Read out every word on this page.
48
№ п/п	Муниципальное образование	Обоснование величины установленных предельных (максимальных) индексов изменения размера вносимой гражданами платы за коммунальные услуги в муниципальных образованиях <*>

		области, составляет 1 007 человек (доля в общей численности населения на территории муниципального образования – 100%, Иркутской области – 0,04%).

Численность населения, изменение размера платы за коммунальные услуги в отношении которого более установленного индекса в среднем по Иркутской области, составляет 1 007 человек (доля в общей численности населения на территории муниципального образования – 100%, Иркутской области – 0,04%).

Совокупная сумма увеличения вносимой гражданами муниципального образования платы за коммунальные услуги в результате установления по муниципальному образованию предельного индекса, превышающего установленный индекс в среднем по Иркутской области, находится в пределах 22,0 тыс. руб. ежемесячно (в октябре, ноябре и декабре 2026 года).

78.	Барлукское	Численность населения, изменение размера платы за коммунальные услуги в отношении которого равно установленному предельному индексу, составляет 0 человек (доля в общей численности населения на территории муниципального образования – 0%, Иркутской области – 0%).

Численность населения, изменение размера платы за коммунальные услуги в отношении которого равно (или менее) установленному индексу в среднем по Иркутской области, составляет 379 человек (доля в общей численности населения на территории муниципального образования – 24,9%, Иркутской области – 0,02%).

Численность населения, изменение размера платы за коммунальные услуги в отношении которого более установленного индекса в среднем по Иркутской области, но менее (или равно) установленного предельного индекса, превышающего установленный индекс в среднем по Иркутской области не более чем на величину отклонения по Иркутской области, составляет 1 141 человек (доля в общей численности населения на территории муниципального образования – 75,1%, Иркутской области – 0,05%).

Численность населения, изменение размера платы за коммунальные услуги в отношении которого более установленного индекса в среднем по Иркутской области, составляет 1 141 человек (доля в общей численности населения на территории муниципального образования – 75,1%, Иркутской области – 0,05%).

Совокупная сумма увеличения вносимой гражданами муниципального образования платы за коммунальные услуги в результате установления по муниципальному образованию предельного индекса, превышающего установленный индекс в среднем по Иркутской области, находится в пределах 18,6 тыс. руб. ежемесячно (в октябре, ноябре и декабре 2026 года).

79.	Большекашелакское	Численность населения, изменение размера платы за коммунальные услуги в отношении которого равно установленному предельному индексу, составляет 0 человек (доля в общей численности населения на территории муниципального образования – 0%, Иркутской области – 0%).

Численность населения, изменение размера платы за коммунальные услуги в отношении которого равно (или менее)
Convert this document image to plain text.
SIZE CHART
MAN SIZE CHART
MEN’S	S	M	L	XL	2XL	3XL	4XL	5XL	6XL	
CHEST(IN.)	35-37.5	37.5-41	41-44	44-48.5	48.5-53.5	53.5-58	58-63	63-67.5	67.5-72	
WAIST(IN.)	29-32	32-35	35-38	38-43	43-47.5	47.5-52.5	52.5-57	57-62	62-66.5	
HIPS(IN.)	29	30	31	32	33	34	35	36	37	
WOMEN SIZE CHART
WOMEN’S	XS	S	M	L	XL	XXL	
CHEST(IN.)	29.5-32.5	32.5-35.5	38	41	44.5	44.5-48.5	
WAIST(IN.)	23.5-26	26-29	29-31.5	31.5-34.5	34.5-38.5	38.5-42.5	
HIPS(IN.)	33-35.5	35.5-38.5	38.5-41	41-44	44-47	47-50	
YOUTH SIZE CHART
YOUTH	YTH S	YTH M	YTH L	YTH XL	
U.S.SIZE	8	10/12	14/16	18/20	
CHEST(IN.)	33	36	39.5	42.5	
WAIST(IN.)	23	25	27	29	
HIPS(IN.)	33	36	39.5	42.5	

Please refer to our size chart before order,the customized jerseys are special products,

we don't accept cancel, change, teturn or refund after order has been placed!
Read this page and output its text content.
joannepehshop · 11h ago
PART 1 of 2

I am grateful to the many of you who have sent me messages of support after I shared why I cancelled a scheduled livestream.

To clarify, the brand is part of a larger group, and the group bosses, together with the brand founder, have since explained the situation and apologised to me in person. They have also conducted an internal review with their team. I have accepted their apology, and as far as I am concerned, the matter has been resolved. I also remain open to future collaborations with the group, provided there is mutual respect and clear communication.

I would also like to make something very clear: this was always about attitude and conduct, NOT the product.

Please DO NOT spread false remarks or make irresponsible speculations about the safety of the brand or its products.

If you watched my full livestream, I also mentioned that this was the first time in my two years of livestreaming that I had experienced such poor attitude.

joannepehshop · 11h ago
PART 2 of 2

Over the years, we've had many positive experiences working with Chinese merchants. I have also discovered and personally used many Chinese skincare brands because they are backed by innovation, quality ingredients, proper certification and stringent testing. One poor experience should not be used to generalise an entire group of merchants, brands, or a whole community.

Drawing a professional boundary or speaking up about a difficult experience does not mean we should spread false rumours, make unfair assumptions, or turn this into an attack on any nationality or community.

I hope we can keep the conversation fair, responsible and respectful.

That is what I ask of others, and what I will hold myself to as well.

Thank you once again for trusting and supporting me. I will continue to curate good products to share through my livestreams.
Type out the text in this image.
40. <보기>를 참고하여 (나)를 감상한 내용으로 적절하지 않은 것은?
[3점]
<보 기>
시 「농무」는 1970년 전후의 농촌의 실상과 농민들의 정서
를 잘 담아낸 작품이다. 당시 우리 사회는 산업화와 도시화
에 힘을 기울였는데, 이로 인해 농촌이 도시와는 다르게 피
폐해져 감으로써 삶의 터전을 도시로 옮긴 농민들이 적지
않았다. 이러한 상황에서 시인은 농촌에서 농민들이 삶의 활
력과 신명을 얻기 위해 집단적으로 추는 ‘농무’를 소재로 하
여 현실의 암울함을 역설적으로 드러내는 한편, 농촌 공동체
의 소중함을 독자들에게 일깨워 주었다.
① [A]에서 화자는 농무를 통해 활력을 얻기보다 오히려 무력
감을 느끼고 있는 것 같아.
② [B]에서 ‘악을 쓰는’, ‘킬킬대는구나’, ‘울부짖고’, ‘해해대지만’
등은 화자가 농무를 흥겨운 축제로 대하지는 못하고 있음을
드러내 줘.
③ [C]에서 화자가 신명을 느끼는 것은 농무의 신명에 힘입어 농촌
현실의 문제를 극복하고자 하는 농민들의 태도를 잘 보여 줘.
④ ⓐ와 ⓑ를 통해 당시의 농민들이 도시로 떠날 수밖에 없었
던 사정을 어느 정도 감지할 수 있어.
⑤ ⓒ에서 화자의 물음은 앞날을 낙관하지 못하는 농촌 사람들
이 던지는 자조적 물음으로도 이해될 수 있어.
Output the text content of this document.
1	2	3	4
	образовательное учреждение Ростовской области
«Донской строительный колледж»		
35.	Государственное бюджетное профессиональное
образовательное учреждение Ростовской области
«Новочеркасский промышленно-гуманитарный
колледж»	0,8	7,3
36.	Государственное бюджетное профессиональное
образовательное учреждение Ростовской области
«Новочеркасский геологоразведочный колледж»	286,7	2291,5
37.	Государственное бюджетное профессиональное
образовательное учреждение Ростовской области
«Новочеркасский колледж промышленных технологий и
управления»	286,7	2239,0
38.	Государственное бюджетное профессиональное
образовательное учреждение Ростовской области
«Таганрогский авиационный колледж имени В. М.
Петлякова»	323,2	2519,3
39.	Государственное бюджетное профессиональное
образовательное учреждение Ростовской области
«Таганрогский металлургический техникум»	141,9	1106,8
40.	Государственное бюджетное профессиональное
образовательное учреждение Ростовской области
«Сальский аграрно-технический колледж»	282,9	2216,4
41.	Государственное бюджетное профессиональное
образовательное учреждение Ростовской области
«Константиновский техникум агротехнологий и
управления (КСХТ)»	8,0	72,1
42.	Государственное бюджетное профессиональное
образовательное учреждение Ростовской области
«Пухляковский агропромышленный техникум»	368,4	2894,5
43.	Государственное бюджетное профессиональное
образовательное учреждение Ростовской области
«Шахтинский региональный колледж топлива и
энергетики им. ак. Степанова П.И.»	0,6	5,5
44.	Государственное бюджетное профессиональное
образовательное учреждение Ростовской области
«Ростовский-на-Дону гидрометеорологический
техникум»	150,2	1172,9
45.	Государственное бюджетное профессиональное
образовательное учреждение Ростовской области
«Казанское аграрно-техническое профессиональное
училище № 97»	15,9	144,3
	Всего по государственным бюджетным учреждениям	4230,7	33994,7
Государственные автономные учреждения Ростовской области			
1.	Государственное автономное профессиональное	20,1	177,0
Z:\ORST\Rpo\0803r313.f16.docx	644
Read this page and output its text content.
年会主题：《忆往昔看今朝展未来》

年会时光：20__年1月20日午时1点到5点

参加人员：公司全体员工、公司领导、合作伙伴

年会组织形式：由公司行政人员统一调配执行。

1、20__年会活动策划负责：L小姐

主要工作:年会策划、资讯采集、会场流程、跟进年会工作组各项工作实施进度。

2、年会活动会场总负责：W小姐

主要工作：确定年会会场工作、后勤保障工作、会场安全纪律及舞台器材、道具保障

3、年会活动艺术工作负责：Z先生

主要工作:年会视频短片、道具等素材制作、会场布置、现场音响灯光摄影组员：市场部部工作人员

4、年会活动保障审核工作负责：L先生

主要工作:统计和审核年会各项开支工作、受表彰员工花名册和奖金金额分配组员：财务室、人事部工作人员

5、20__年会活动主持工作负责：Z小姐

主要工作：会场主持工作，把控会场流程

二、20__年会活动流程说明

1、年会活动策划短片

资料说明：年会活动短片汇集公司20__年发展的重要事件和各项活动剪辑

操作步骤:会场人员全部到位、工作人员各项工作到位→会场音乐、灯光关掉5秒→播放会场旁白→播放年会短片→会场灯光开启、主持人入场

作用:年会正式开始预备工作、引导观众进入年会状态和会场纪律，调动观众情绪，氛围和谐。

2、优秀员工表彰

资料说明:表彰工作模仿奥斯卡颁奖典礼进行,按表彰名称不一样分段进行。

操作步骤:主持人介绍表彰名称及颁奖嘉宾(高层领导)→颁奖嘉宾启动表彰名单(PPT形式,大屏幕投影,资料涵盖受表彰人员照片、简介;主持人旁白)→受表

## GOAL OF THE EXERCISE
Report each line in the preceding entries that holds the string "ежемесячно".

## ANSWER TO THE EXERCISE
Совокупная сумма увеличения вносимой гражданами муниципального образования платы за коммунальные услуги в результате установления по муниципальному образованию предельного индекса, превышающего установленный индекс в среднем по Иркутской области, находится в пределах 22,0 тыс. руб. ежемесячно (в октябре, ноябре и декабре 2026 года).
Совокупная сумма увеличения вносимой гражданами муниципального образования платы за коммунальные услуги в результате установления по муниципальному образованию предельного индекса, превышающего установленный индекс в среднем по Иркутской области, находится в пределах 18,6 тыс. руб. ежемесячно (в октябре, ноябре и декабре 2026 года).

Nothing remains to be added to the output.